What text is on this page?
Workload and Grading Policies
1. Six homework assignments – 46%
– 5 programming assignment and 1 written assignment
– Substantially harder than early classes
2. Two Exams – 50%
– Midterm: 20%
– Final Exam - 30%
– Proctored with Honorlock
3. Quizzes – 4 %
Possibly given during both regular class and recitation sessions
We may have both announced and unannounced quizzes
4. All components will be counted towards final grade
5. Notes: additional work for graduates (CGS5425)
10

════

*GIVEN REQUEST*. Only a number is wanted: how many lines of the material above hold "both"?

*WRITTEN ANSWER*. 2